## START Dataset extract
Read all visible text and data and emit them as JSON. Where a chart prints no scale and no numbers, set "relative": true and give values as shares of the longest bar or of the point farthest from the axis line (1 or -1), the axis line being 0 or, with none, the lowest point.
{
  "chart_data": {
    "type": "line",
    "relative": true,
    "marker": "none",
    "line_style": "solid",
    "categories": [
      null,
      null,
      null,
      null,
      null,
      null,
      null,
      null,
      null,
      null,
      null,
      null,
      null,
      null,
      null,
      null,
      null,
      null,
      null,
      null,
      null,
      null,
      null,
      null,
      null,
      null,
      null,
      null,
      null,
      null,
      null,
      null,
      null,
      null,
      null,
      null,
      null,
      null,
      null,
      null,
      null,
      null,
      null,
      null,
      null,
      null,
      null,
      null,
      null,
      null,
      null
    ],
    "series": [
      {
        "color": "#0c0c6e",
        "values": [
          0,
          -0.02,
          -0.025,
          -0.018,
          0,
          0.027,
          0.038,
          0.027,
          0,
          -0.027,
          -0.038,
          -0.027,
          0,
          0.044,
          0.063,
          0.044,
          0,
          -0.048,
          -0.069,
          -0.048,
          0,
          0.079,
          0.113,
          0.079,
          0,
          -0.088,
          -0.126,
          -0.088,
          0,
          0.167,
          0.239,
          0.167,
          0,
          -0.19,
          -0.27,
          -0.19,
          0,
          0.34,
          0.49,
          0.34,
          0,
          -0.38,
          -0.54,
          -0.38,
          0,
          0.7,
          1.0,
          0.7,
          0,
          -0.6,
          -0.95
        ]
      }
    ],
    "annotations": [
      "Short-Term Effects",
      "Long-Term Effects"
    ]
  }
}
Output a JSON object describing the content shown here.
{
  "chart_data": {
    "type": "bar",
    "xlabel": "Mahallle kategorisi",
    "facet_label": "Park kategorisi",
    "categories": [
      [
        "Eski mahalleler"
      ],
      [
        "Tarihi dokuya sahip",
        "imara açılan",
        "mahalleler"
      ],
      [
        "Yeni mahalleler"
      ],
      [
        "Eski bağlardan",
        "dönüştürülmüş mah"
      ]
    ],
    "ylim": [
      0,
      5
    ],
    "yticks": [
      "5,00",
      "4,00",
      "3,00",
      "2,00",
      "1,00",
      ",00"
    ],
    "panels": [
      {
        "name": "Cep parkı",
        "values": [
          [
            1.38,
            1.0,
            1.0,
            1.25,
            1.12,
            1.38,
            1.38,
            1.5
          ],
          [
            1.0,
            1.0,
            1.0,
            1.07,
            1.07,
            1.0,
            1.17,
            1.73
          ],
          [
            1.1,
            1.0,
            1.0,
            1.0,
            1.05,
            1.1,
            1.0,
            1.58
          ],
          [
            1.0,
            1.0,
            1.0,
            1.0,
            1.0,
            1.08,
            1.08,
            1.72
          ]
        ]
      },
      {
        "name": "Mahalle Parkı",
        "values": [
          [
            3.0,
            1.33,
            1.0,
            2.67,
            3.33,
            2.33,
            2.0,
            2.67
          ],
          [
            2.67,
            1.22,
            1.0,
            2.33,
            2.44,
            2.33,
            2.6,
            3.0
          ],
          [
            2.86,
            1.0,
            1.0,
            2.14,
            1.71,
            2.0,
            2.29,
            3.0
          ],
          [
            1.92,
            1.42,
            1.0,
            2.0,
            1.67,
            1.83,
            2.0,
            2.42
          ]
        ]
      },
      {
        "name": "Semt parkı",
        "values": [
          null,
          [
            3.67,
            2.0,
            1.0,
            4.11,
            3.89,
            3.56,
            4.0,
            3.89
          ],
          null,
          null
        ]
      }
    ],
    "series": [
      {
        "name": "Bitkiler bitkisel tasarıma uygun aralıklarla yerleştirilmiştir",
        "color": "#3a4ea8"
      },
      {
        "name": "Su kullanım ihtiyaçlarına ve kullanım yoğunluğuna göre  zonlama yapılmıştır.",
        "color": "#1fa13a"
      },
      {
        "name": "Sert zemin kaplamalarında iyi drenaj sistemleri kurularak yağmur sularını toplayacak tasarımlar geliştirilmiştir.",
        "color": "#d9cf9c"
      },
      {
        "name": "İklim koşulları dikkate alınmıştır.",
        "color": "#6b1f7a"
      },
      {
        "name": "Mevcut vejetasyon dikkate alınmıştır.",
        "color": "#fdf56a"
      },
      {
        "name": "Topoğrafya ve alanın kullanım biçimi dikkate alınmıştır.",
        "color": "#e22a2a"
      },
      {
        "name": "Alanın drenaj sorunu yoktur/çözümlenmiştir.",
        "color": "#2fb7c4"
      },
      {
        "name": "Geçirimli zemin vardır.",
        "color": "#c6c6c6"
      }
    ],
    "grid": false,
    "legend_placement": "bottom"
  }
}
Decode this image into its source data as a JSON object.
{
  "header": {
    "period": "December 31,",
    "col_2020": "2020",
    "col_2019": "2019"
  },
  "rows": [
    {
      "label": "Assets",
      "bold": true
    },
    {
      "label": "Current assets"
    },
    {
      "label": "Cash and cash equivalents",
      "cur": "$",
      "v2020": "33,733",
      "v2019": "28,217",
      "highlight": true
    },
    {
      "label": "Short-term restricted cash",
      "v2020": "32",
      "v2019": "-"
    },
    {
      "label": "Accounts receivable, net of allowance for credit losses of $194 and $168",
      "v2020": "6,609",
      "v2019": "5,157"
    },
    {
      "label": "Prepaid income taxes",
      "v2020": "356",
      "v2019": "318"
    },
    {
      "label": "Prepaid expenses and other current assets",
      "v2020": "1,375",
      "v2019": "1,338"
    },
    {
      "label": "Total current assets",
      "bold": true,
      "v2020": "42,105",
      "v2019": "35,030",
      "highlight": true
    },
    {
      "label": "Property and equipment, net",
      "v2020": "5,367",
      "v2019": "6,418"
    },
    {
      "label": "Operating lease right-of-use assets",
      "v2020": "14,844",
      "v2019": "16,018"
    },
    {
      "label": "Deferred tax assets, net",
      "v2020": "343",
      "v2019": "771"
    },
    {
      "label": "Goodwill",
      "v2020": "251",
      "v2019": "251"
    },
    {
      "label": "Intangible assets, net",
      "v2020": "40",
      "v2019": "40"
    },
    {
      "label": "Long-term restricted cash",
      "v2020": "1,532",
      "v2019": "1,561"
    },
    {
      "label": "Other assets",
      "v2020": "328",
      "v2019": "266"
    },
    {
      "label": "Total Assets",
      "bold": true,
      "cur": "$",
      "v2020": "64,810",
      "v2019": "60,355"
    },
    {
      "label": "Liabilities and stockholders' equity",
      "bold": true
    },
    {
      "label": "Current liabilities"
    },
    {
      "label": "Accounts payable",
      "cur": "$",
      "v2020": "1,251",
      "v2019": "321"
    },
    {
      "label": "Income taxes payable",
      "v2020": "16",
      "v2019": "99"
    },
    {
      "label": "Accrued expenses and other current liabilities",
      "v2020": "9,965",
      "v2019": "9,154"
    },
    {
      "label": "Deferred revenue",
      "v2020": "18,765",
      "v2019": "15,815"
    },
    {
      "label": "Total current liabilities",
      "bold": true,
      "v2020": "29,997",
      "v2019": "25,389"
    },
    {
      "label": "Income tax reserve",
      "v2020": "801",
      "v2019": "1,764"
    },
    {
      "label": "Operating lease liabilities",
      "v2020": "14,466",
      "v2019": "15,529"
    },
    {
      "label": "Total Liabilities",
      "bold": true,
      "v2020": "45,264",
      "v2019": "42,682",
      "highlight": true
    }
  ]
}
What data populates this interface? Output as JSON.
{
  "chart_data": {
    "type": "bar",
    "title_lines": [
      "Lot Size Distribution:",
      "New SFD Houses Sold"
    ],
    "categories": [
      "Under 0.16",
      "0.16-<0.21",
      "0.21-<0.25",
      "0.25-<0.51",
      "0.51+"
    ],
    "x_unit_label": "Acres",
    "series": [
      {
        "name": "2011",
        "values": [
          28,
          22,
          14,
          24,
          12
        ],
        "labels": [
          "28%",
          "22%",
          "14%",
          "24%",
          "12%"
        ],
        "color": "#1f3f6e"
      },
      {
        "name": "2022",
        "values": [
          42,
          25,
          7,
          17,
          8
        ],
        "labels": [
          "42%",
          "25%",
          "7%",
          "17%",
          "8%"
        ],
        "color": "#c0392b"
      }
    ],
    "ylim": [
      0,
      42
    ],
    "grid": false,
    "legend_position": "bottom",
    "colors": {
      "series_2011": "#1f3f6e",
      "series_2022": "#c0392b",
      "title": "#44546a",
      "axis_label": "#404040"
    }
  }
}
## END Dataset extract
*Directions*
Extract, from the material above, each line holding the word "expenses".

*Solution to this problem*
      "label": "Prepaid expenses and other current assets",
      "label": "Accrued expenses and other current liabilities",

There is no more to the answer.